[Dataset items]
************
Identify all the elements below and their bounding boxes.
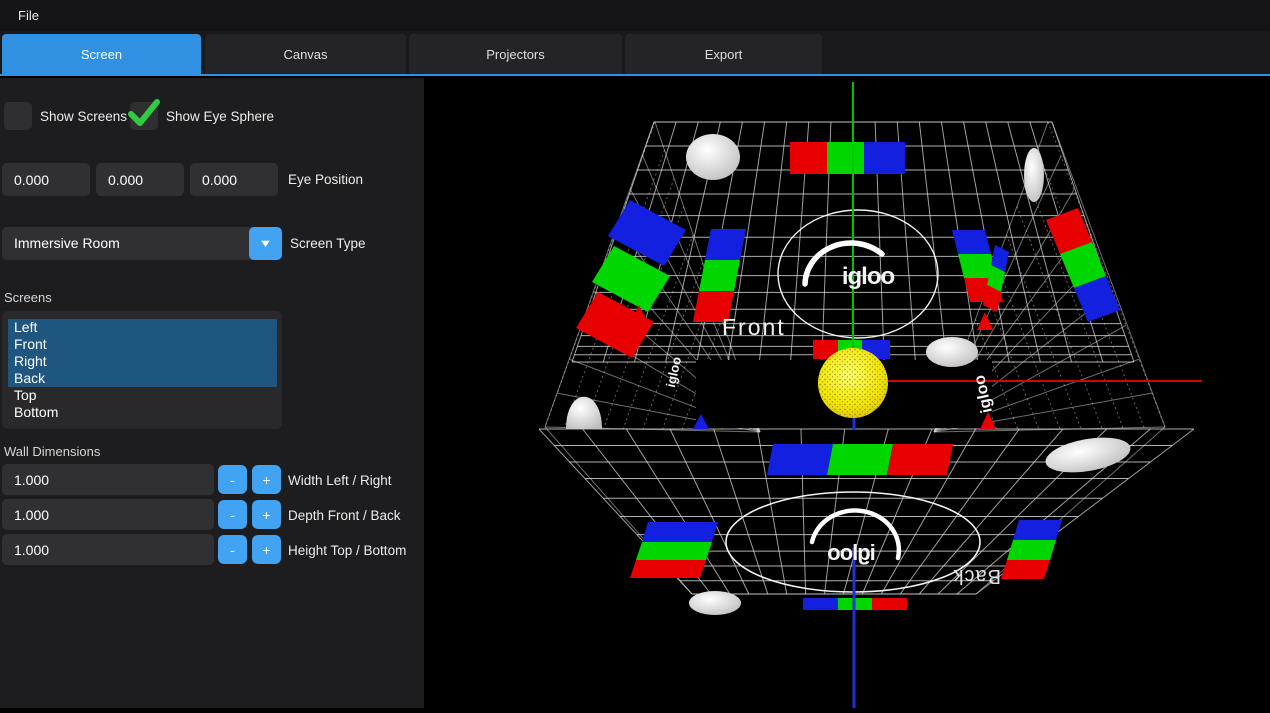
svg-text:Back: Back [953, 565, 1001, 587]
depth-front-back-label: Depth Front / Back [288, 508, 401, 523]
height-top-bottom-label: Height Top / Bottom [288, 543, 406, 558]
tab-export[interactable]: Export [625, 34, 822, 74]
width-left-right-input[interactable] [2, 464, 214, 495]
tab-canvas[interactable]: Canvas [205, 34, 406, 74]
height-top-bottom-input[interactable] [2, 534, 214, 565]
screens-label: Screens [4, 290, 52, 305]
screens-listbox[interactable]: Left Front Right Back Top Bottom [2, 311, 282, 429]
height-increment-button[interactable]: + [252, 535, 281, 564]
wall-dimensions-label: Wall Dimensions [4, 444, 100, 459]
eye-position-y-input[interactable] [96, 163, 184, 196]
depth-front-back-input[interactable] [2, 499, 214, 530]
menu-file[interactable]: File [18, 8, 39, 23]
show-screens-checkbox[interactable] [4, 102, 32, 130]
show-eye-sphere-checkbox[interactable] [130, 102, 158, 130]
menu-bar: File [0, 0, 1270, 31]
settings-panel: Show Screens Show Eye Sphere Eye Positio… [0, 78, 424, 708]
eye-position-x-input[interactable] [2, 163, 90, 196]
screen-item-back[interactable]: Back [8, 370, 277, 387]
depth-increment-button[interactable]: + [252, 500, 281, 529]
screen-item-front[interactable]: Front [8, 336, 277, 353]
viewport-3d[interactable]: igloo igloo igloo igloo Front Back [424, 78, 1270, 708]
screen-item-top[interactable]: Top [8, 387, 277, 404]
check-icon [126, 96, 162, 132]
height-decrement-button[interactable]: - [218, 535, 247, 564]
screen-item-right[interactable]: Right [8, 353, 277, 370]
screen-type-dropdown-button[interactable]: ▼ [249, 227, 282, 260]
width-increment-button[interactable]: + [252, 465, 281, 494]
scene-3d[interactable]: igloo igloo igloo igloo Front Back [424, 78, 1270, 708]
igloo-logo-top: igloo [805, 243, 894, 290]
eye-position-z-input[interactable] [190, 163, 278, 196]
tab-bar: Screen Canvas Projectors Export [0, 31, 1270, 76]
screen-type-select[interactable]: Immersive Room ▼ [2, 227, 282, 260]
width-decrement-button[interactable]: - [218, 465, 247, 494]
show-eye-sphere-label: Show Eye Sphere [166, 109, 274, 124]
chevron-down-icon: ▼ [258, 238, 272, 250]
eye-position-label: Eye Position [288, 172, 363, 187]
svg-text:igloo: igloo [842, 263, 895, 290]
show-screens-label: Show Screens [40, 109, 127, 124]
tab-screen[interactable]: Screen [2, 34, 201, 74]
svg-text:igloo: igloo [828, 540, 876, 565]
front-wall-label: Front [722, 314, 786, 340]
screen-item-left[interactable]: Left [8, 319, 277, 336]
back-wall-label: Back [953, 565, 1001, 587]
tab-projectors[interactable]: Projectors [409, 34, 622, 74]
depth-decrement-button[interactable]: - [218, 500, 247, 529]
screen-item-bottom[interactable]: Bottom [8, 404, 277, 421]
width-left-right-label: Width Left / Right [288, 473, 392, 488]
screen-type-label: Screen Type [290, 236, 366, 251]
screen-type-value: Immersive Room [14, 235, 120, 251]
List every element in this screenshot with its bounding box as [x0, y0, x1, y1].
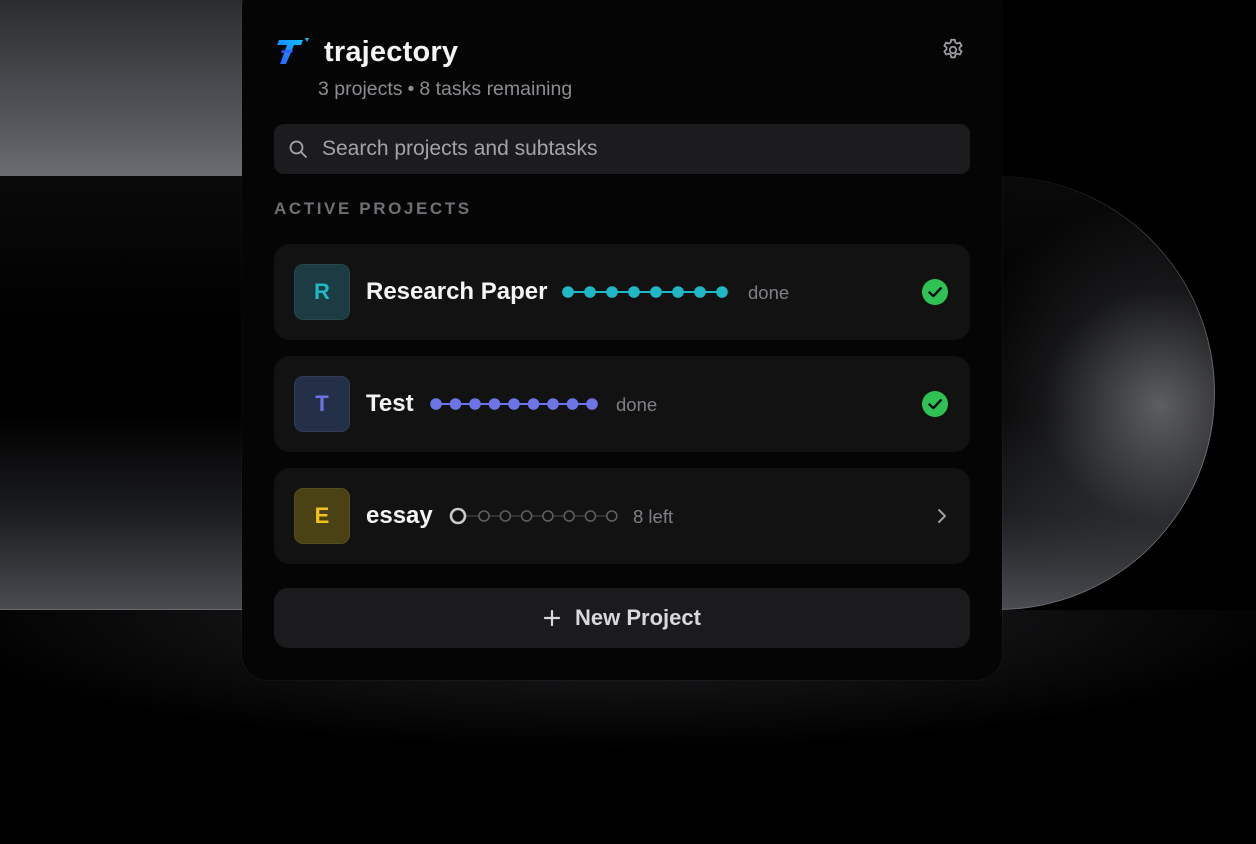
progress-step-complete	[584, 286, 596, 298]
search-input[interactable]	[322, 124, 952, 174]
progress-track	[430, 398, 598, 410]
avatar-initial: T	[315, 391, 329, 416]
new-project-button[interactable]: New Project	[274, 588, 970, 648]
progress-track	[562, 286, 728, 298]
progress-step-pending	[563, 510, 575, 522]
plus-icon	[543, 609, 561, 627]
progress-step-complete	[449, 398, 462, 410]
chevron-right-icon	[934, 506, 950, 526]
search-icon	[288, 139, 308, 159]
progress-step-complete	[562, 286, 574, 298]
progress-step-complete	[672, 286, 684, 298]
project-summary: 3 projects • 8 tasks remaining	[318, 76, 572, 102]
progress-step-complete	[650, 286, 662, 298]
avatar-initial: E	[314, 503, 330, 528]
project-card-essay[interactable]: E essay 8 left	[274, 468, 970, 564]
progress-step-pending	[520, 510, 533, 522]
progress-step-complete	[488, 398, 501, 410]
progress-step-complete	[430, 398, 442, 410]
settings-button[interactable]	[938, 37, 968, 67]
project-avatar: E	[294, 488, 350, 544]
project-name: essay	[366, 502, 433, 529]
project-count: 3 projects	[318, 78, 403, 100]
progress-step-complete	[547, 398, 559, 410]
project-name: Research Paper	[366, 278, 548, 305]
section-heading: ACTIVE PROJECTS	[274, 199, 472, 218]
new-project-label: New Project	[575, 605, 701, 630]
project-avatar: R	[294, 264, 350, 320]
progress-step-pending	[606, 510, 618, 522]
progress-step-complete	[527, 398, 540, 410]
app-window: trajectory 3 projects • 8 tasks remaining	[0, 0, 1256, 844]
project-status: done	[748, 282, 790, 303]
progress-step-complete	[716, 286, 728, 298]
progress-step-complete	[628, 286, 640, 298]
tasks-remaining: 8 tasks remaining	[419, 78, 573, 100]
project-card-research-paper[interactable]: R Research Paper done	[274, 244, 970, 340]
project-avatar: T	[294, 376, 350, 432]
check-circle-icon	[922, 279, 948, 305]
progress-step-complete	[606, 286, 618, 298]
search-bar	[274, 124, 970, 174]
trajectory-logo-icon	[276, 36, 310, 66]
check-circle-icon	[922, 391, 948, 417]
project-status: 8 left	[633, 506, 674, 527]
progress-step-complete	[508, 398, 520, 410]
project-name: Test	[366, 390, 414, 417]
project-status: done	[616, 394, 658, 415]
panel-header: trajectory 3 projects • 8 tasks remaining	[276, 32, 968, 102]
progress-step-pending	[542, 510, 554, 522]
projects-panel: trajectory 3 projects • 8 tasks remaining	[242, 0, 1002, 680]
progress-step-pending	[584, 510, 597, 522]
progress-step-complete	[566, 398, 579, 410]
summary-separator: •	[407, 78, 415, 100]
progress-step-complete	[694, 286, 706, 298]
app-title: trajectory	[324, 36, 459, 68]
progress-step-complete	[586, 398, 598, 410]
************
Render the material above as a Markdown table with the columns Row and Line. Put one numbered line per row, leave out blank lines, and exclude the pictures.

| Row | Line |
|---|---|
| 1 | Identify all the elements below and their bounding boxes. |
| 2 | svg-text:Back: Back [953, 565, 1001, 587] |
| 3 | depth-front-back-label: Depth Front / Back [288, 508, 401, 523] |
| 4 | height-top-bottom-label: Height Top / Bottom [288, 543, 406, 558] |
| 5 | tab-export[interactable]: Export [625, 34, 822, 74] |
| 6 | width-left-right-input[interactable] [2, 464, 214, 495] |
| 7 | tab-canvas[interactable]: Canvas [205, 34, 406, 74] |
| 8 | height-top-bottom-input[interactable] [2, 534, 214, 565] |
| 9 | screens-label: Screens [4, 290, 52, 305] |
| 10 | screens-listbox[interactable]: Left Front Right Back Top Bottom [2, 311, 282, 429] |
| 11 | height-increment-button[interactable]: + [252, 535, 281, 564] |
| 12 | wall-dimensions-label: Wall Dimensions [4, 444, 100, 459] |
| 13 | eye-position-y-input[interactable] [96, 163, 184, 196] |
| 14 | depth-front-back-input[interactable] [2, 499, 214, 530] |
| 15 | menu-file[interactable]: File [18, 8, 39, 23] |
| 16 | show-screens-checkbox[interactable] [4, 102, 32, 130] |
| 17 | show-eye-sphere-checkbox[interactable] [130, 102, 158, 130] |
| 18 | menu-bar: File [0, 0, 1270, 31] |
| 19 | settings-panel: Show Screens Show Eye Sphere Eye Positio… [0, 78, 424, 708] |
| 20 | eye-position-x-input[interactable] [2, 163, 90, 196] |
| 21 | screen-item-back[interactable]: Back [8, 370, 277, 387] |
| 22 | depth-increment-button[interactable]: + [252, 500, 281, 529] |
| 23 | screen-item-front[interactable]: Front [8, 336, 277, 353] |
| 24 | viewport-3d[interactable]: igloo igloo igloo igloo Front Back [424, 78, 1270, 708] |
| 25 | screen-item-top[interactable]: Top [8, 387, 277, 404] |
| 26 | check-icon [126, 96, 162, 132] |
| 27 | height-decrement-button[interactable]: - [218, 535, 247, 564] |
| 28 | screen-item-right[interactable]: Right [8, 353, 277, 370] |
| 29 | screen-type-dropdown-button[interactable]: ▼ [249, 227, 282, 260] |
| 30 | width-increment-button[interactable]: + [252, 465, 281, 494] |
| 31 | scene-3d[interactable]: igloo igloo igloo igloo Front Back [424, 78, 1270, 708] |
| 32 | igloo-logo-top: igloo [805, 243, 894, 290] |
| 33 | eye-position-z-input[interactable] [190, 163, 278, 196] |
| 34 | tab-bar: Screen Canvas Projectors Export [0, 31, 1270, 76] |
| 35 | screen-type-select[interactable]: Immersive Room ▼ [2, 227, 282, 260] |
| 36 | width-decrement-button[interactable]: - [218, 465, 247, 494] |
| 37 | show-eye-sphere-label: Show Eye Sphere [166, 109, 274, 124] |
| 38 | chevron-down-icon: ▼ [258, 238, 272, 250] |
| 39 | eye-position-label: Eye Position [288, 172, 363, 187] |
| 40 | svg-text:igloo: igloo [842, 263, 895, 290] |
| 41 | show-screens-label: Show Screens [40, 109, 127, 124] |
| 42 | tab-screen[interactable]: Screen [2, 34, 201, 74] |
| 43 | svg-text:igloo: igloo [828, 540, 876, 565] |
| 44 | front-wall-label: Front [722, 314, 786, 340] |
| 45 | screen-item-left[interactable]: Left [8, 319, 277, 336] |
| 46 | back-wall-label: Back [953, 565, 1001, 587] |
| 47 | tab-projectors[interactable]: Projectors [409, 34, 622, 74] |
| 48 | depth-decrement-button[interactable]: - [218, 500, 247, 529] |
| 49 | screen-item-bottom[interactable]: Bottom [8, 404, 277, 421] |
| 50 | width-left-right-label: Width Left / Right [288, 473, 392, 488] |
| 51 | screen-type-label: Screen Type [290, 236, 366, 251] |
| 52 | screen-type-value: Immersive Room [14, 235, 120, 251] |
| 53 | List every element in this screenshot with its bounding box as [x0, y0, x1, y1]. |
| 54 | progress-step-complete	[584, 286, 596, 298] |
| 55 | search-input[interactable]	[322, 124, 952, 174] |
| 56 | progress-track	[430, 398, 598, 410] |
| 57 | avatar-initial: T	[315, 391, 329, 416] |
| 58 | new-project-button[interactable]: New Project	[274, 588, 970, 648] |
| 59 | progress-track	[562, 286, 728, 298] |
| 60 | progress-step-pending	[563, 510, 575, 522] |
| 61 | plus-icon	[543, 609, 561, 627] |
| 62 | progress-step-complete	[449, 398, 462, 410] |
| 63 | chevron-right-icon	[934, 506, 950, 526] |
| 64 | search-icon	[288, 139, 308, 159] |
| 65 | progress-step-complete	[562, 286, 574, 298] |
| 66 | progress-step-complete	[672, 286, 684, 298] |
| 67 | project-summary: 3 projects • 8 tasks remaining	[318, 76, 572, 102] |
| 68 | progress-step-complete	[650, 286, 662, 298] |
| 69 | avatar-initial: E	[314, 503, 330, 528] |
| 70 | project-card-essay[interactable]: E essay 8 left	[274, 468, 970, 564] |
| 71 | progress-step-pending	[520, 510, 533, 522] |
| 72 | progress-step-complete	[488, 398, 501, 410] |
| 73 | progress-step-complete	[430, 398, 442, 410] |
| 74 | settings-button[interactable]	[938, 37, 968, 67] |
| 75 | project-avatar: E	[294, 488, 350, 544] |
| 76 | project-name: essay	[366, 502, 433, 529] |
| 77 | project-count: 3 projects	[318, 78, 403, 100] |
| 78 | progress-step-complete	[547, 398, 559, 410] |
| 79 | project-name: Research Paper	[366, 278, 548, 305] |
| 80 | section-heading: ACTIVE PROJECTS	[274, 199, 472, 218] |
| 81 | new-project-label: New Project	[575, 605, 701, 630] |
| 82 | project-avatar: R	[294, 264, 350, 320] |
| 83 | progress-step-pending	[606, 510, 618, 522] |
| 84 | progress-step-complete	[527, 398, 540, 410] |
| 85 | app-window: trajectory 3 projects • 8 tasks remaining	[0, 0, 1256, 844] |
| 86 | project-status: done	[748, 282, 790, 303] |
| 87 | progress-step-complete	[716, 286, 728, 298] |
| 88 | progress-step-complete	[628, 286, 640, 298] |
| 89 | tasks-remaining: 8 tasks remaining	[419, 78, 573, 100] |
| 90 | project-card-research-paper[interactable]: R Research Paper done	[274, 244, 970, 340] |
| 91 | project-avatar: T	[294, 376, 350, 432] |
| 92 | check-circle-icon	[922, 279, 948, 305] |
| 93 | progress-step-complete	[606, 286, 618, 298] |
| 94 | search-bar	[274, 124, 970, 174] |
| 95 | trajectory-logo-icon	[276, 36, 310, 66] |
| 96 | check-circle-icon	[922, 391, 948, 417] |
| 97 | project-status: 8 left	[633, 506, 674, 527] |
| 98 | progress-step-complete	[508, 398, 520, 410] |
| 99 | project-name: Test	[366, 390, 414, 417] |
| 100 | project-status: done	[616, 394, 658, 415] |
| 101 | panel-header: trajectory 3 projects • 8 tasks remaining	[276, 32, 968, 102] |
| 102 | progress-step-pending	[542, 510, 554, 522] |
| 103 | projects-panel: trajectory 3 projects • 8 tasks remaining	[242, 0, 1002, 680] |
| 104 | progress-step-pending	[584, 510, 597, 522] |
| 105 | progress-step-complete	[566, 398, 579, 410] |
| 106 | summary-separator: •	[407, 78, 415, 100] |
| 107 | progress-step-complete	[694, 286, 706, 298] |
| 108 | app-title: trajectory	[324, 36, 459, 68] |
| 109 | progress-step-complete	[586, 398, 598, 410] |